[Stored data]
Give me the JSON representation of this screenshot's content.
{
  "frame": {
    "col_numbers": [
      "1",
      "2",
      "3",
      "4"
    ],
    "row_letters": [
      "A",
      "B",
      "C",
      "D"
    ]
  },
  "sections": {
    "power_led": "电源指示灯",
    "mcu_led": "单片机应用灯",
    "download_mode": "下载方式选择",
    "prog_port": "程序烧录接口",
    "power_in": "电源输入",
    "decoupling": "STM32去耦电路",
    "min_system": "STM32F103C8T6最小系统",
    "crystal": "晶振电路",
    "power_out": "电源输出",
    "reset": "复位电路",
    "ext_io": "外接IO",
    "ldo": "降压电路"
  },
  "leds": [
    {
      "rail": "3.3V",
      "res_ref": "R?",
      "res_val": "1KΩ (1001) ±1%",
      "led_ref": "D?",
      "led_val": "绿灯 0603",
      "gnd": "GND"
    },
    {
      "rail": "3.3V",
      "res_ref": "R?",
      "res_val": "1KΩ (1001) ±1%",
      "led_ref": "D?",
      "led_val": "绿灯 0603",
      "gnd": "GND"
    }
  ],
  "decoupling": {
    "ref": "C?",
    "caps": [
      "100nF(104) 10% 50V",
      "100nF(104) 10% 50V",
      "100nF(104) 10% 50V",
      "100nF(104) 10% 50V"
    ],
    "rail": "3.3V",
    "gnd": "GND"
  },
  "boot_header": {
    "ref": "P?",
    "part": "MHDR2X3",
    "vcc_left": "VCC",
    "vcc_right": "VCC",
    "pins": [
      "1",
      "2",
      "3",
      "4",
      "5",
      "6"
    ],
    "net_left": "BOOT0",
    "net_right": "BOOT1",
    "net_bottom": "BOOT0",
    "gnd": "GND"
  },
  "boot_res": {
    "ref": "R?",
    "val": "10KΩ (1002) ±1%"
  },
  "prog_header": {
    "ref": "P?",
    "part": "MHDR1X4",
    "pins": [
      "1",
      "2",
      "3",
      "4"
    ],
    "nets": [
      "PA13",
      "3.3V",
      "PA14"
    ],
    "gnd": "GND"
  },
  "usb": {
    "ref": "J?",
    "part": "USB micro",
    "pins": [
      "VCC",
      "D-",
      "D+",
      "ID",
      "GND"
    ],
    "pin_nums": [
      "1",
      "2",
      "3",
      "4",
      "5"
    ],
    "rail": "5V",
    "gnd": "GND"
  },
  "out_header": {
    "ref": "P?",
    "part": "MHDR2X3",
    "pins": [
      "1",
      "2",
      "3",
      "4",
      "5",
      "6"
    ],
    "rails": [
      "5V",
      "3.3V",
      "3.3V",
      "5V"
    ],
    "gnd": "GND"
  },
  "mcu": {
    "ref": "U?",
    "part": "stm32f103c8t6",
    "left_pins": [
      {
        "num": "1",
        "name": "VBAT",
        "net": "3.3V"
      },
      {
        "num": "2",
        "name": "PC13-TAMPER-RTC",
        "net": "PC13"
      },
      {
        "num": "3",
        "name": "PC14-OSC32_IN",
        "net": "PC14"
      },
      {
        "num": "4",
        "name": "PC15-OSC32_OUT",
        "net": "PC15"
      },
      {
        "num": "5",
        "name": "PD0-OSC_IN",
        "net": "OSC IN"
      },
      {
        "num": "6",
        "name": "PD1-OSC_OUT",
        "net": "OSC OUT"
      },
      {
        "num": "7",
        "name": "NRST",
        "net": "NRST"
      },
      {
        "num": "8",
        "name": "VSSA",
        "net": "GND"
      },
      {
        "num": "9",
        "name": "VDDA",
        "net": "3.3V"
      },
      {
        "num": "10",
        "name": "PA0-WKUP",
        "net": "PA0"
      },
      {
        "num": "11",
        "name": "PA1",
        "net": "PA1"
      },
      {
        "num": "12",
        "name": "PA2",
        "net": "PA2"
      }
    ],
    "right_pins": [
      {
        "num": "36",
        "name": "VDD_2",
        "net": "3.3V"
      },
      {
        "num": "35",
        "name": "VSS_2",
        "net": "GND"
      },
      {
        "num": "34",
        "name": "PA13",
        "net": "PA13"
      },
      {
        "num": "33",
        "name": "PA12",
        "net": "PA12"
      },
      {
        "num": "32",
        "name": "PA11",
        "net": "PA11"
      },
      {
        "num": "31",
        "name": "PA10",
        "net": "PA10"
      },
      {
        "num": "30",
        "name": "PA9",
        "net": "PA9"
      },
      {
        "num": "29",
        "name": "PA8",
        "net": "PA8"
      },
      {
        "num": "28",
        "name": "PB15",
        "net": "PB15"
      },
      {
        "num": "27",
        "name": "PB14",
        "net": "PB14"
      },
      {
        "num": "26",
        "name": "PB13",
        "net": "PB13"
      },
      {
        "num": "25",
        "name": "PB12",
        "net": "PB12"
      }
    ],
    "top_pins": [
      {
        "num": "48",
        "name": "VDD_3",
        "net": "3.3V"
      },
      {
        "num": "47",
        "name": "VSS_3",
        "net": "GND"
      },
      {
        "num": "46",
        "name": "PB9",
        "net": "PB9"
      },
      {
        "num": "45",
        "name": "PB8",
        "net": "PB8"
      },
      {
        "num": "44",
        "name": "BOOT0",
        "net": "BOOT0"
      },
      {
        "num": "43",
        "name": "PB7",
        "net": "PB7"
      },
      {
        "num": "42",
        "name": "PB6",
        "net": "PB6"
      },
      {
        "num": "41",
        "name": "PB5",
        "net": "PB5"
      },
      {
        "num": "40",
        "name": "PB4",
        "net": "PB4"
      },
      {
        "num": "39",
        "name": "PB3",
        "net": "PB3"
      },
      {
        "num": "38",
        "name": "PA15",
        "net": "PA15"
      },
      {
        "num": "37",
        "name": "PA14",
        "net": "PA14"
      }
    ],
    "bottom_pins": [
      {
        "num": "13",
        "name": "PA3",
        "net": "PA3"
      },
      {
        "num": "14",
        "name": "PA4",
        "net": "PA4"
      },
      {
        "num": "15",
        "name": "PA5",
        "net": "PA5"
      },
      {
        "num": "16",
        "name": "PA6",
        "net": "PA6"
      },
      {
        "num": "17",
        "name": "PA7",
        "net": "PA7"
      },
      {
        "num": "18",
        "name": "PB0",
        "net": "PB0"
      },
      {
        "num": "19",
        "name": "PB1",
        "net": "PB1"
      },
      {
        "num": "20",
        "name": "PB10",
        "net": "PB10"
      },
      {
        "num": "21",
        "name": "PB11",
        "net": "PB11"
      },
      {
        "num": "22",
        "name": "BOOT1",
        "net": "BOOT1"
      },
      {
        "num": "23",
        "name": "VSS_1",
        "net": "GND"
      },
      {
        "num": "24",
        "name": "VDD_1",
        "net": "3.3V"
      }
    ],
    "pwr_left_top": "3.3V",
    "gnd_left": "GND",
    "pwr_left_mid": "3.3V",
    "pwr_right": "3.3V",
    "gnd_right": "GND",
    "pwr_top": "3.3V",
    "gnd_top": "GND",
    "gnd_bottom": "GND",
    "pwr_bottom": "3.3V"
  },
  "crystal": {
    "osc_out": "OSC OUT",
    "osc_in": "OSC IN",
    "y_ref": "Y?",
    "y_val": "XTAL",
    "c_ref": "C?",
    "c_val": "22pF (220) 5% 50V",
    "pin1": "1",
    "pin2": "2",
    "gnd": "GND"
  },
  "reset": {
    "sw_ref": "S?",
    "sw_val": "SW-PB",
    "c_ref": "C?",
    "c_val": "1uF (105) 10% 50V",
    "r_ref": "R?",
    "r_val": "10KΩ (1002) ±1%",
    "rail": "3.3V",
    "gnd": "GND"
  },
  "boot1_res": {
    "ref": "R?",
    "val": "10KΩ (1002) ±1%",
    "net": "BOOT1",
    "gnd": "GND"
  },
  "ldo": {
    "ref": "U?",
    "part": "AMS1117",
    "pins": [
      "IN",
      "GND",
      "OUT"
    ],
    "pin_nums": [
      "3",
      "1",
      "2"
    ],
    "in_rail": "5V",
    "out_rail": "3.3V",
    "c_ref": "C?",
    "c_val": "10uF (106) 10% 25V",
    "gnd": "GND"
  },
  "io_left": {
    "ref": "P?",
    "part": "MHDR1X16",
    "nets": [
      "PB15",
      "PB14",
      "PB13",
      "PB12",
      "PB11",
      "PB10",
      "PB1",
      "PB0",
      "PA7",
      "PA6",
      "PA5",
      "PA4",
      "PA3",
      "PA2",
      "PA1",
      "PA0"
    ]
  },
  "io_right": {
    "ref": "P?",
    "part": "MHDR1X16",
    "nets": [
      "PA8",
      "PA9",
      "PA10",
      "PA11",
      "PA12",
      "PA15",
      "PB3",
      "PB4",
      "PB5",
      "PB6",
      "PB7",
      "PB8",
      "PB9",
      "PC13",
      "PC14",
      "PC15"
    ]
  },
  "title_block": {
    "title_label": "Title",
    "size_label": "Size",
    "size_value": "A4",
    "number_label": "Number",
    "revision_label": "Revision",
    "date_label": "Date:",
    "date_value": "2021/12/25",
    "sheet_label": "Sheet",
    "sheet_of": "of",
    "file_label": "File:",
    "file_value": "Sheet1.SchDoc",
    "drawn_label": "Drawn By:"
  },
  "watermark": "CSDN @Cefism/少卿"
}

EXERCISE DIRECTIONS: From the records above, report the count of lines containing "part" and nothing more.

TASK RESPONSE: 8